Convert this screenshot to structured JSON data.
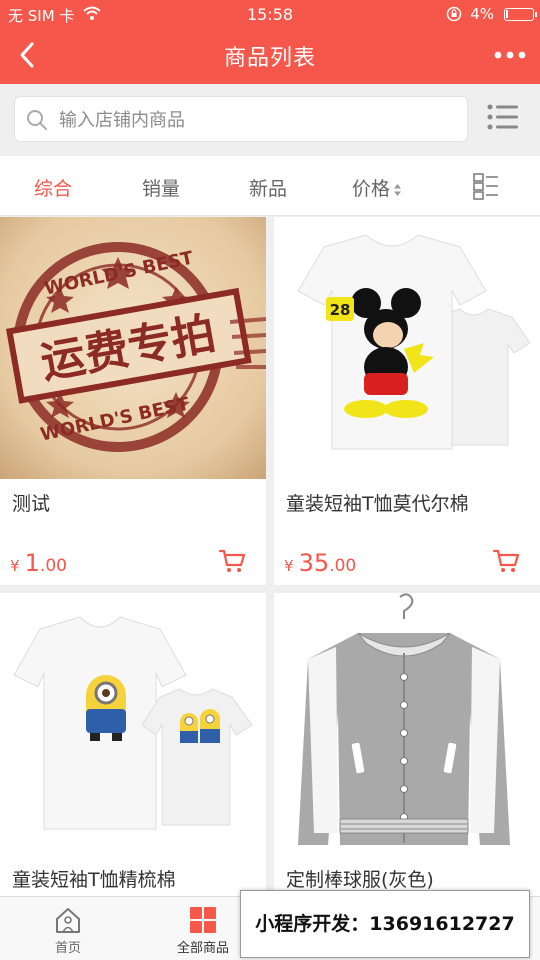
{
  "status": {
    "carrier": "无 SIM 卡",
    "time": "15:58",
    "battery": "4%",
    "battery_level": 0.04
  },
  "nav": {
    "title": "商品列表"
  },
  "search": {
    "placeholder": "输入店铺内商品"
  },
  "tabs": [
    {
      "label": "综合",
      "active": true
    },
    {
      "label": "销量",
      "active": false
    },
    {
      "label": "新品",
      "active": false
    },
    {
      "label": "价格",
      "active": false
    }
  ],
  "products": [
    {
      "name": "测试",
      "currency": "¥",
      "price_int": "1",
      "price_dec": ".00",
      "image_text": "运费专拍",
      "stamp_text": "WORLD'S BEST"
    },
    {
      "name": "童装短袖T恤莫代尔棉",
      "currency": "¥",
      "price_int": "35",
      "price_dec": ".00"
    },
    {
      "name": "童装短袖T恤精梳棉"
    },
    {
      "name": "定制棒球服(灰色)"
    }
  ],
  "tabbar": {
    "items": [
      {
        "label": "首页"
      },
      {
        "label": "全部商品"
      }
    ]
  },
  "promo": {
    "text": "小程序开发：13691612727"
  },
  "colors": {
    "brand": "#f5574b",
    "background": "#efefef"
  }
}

----------

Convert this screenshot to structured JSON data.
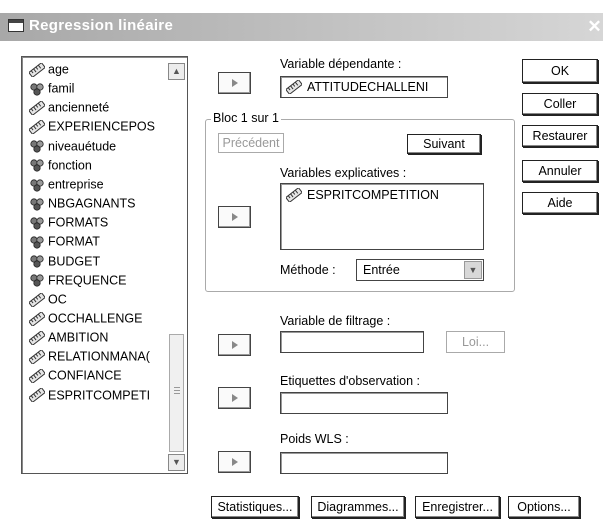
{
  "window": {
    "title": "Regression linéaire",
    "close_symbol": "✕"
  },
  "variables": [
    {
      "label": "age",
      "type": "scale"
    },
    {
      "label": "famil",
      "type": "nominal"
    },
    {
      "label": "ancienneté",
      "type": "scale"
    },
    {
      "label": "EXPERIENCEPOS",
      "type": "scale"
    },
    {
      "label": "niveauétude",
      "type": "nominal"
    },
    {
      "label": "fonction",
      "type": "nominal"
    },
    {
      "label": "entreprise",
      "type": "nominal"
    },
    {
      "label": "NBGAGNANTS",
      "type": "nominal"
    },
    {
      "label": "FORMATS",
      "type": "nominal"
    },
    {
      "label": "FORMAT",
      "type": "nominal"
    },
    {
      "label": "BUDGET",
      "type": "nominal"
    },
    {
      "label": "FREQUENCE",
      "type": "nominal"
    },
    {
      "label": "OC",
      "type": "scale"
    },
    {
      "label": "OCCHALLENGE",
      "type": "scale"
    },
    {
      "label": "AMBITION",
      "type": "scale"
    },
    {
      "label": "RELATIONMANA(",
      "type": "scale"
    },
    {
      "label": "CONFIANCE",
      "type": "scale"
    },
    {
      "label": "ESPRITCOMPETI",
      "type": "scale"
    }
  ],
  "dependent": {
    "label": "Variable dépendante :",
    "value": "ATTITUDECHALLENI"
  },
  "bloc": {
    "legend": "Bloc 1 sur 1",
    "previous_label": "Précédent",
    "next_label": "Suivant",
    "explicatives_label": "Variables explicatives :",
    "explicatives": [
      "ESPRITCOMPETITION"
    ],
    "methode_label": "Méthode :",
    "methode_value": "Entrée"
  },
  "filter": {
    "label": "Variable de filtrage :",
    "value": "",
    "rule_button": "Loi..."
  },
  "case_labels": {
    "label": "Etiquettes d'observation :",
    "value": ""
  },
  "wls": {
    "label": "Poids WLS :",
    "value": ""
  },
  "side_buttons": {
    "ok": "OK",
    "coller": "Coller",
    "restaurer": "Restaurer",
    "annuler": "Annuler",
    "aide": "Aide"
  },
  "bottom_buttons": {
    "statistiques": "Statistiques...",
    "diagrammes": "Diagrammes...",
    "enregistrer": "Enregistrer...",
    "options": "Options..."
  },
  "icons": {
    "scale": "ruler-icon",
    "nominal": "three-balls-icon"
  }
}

----------

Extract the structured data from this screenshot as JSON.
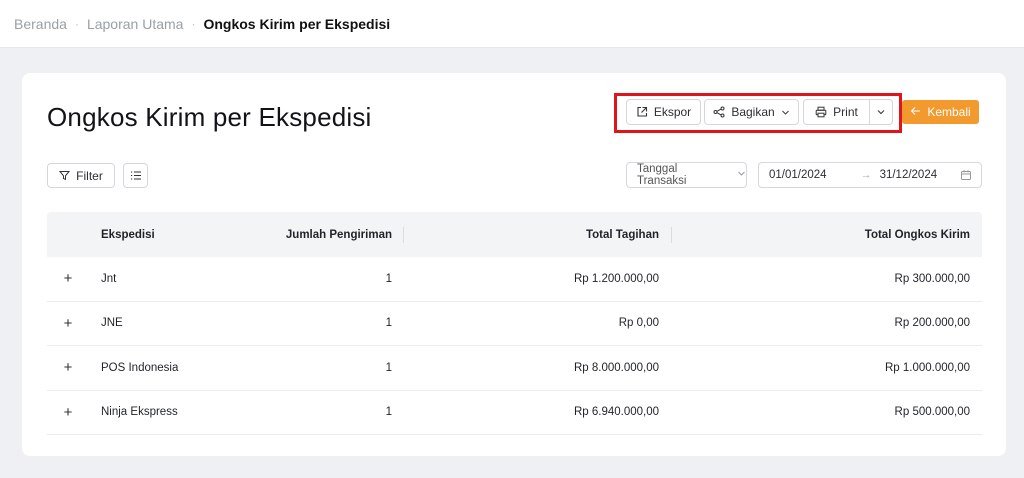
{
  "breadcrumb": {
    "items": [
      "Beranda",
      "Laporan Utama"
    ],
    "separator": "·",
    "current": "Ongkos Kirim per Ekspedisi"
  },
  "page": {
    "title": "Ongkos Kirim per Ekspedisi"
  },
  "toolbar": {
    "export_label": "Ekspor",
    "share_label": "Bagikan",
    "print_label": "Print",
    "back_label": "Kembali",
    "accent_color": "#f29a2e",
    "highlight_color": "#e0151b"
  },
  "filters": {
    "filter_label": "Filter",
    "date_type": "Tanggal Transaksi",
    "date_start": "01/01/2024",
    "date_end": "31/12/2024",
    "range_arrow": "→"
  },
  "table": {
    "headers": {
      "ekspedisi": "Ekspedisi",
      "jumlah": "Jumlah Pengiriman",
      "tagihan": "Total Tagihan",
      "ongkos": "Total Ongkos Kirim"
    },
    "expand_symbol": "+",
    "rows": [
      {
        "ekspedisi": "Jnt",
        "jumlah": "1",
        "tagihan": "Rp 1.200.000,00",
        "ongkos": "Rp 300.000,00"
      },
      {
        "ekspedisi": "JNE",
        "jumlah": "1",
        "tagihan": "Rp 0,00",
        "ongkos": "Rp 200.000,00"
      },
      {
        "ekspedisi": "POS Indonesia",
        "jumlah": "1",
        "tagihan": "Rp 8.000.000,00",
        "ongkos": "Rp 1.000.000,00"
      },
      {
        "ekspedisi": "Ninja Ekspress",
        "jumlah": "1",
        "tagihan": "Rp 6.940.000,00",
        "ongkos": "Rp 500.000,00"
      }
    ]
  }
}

----------

**Task directions**
Copy each line of the records containing the string "Kirim".

**Expected output**
    "current": "Ongkos Kirim per Ekspedisi"
    "title": "Ongkos Kirim per Ekspedisi"
      "ongkos": "Total Ongkos Kirim"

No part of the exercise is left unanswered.